* GIVEN EXERCISE *
Wherever the word "name" appears in a line, extract that line.
-- START OF DATASET ROWS --
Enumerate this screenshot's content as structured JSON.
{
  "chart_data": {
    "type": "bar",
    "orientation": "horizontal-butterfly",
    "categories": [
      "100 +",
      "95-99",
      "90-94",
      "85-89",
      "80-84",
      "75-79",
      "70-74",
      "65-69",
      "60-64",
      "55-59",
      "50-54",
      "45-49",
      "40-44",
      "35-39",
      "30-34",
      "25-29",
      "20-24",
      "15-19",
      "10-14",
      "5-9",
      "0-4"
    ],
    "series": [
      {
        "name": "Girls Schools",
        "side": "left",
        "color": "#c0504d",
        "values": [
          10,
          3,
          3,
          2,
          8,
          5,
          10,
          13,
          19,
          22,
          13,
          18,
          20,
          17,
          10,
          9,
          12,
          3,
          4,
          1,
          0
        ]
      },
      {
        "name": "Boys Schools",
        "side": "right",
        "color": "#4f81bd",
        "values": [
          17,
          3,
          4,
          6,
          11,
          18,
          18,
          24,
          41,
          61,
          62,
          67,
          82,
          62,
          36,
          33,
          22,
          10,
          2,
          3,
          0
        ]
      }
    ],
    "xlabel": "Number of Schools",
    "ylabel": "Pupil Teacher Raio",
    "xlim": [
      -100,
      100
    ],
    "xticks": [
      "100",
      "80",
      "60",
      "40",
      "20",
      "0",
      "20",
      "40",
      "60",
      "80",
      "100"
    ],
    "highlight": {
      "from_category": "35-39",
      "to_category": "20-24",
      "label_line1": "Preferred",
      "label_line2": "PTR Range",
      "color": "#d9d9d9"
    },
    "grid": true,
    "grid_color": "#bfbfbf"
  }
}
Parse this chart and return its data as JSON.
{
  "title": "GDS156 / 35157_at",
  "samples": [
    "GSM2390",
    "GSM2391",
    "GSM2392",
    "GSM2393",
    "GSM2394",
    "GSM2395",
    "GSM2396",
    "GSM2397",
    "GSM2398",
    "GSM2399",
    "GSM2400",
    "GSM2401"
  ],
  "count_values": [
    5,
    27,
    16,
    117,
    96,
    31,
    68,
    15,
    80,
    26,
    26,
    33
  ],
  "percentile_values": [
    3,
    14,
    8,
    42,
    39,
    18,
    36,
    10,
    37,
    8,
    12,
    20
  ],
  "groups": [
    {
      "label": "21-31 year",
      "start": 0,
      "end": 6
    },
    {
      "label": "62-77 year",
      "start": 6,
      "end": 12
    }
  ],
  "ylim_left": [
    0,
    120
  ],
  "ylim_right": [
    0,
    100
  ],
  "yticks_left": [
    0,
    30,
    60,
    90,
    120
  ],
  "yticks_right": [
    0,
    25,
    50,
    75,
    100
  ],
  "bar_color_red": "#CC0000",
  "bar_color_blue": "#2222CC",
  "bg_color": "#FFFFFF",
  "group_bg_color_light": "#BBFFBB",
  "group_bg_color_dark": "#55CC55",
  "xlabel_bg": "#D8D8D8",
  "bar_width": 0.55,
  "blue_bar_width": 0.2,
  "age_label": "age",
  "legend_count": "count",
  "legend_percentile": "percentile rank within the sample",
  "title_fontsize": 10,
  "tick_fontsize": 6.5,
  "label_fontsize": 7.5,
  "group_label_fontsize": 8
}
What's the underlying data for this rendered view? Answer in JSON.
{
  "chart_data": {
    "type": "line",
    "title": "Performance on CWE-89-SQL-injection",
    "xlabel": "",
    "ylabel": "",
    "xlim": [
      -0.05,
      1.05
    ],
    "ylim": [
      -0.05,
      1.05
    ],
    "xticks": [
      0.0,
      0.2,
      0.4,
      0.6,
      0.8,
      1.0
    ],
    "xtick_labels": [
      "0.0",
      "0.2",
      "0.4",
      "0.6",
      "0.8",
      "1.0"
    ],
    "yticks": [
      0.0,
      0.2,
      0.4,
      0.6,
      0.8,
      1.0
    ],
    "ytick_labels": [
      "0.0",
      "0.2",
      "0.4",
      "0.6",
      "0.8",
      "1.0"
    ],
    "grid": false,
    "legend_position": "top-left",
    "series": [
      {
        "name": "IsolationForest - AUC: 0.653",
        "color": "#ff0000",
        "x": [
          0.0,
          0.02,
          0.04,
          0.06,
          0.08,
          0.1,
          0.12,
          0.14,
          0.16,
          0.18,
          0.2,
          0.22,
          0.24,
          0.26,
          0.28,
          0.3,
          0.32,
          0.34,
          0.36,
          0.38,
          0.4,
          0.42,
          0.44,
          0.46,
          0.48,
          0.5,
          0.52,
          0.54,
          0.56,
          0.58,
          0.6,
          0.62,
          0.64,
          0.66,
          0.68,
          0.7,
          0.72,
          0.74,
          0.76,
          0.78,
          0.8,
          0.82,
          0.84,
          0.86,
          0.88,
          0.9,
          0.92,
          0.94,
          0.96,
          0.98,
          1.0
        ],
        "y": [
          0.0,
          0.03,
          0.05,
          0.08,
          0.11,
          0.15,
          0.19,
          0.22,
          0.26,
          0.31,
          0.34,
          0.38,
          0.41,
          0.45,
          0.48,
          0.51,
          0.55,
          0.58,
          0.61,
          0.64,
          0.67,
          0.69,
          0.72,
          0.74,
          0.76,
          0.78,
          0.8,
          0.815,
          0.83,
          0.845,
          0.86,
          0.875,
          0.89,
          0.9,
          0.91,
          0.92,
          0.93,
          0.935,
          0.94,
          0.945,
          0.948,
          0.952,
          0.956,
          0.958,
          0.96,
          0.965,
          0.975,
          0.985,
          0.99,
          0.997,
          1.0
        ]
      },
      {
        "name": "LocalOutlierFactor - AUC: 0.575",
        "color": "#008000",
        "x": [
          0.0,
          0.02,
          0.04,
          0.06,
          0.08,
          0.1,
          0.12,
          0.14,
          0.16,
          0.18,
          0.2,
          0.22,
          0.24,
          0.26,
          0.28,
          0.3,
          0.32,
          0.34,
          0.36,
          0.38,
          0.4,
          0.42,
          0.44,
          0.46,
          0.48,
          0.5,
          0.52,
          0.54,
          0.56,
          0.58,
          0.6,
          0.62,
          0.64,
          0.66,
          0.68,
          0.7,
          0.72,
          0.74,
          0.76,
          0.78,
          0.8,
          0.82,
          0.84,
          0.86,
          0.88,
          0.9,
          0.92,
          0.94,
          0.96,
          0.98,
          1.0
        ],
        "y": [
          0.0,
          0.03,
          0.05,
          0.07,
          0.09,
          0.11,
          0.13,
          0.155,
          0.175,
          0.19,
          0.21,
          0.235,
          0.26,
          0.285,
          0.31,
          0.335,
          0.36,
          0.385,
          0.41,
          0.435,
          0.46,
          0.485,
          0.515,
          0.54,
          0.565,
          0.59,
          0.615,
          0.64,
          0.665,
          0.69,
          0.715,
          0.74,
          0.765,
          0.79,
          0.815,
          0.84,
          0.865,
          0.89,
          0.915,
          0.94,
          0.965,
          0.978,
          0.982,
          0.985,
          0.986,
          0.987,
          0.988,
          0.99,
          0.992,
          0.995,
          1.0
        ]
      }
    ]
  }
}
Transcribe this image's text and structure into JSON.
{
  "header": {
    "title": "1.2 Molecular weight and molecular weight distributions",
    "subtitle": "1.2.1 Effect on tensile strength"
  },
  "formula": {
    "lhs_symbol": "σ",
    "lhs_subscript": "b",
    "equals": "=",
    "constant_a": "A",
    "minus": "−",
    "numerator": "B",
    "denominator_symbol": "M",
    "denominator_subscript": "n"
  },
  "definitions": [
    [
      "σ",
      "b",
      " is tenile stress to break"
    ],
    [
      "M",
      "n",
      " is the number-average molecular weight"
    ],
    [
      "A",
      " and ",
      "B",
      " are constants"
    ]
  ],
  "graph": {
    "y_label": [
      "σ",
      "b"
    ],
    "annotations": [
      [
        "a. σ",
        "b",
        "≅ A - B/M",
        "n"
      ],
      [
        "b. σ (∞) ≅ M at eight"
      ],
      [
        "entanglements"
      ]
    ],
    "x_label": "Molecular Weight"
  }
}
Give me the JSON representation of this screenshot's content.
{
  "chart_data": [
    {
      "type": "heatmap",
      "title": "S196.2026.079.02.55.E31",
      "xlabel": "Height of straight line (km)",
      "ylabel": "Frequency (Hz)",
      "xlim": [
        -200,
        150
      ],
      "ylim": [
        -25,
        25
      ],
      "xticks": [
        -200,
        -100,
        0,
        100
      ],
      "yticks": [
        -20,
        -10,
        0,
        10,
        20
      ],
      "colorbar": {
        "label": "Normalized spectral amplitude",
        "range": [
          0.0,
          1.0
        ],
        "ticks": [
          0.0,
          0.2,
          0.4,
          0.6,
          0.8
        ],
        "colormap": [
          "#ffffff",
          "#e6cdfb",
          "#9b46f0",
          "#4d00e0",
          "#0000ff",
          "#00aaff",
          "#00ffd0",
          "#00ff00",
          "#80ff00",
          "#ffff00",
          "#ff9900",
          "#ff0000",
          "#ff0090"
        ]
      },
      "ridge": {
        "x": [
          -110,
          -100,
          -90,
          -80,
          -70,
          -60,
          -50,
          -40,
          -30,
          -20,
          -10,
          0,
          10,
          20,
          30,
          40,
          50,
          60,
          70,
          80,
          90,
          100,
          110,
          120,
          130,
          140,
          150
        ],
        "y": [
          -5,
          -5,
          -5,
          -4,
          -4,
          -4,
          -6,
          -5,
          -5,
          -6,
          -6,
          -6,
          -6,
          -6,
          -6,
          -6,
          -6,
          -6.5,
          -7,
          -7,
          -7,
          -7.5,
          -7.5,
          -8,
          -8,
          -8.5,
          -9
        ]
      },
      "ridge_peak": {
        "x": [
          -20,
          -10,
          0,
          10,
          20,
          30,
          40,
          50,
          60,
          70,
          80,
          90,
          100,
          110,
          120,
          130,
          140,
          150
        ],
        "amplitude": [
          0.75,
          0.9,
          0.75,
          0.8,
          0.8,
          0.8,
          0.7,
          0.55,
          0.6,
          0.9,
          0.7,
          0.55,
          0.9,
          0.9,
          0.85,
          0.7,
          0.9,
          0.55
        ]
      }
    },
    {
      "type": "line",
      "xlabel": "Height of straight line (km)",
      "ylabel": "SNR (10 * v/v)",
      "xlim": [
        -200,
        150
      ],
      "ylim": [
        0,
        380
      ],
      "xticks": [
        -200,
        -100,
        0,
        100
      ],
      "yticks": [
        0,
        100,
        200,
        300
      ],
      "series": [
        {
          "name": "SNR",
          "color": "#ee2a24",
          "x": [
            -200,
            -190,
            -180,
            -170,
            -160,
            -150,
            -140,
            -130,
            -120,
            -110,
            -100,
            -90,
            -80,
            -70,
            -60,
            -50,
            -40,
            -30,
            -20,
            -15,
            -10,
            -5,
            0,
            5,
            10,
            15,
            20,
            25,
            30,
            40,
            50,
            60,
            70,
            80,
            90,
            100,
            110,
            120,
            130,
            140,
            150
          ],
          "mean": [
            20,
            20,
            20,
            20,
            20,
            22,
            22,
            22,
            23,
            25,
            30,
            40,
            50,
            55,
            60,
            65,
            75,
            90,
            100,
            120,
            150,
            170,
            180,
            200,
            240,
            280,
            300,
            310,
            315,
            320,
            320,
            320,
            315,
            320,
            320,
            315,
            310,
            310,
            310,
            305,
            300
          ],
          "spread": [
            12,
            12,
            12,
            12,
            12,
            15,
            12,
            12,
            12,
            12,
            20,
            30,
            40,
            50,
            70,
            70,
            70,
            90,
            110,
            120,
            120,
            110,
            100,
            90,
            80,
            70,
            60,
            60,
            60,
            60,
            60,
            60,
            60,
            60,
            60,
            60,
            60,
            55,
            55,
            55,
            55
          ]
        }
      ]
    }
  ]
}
-- END OF DATASET ROWS --
* RESULT OF THE EXERCISE *
        "name": "Girls Schools",
        "name": "Boys Schools",
        "name": "IsolationForest - AUC: 0.653",
        "name": "LocalOutlierFactor - AUC: 0.575",
          "name": "SNR",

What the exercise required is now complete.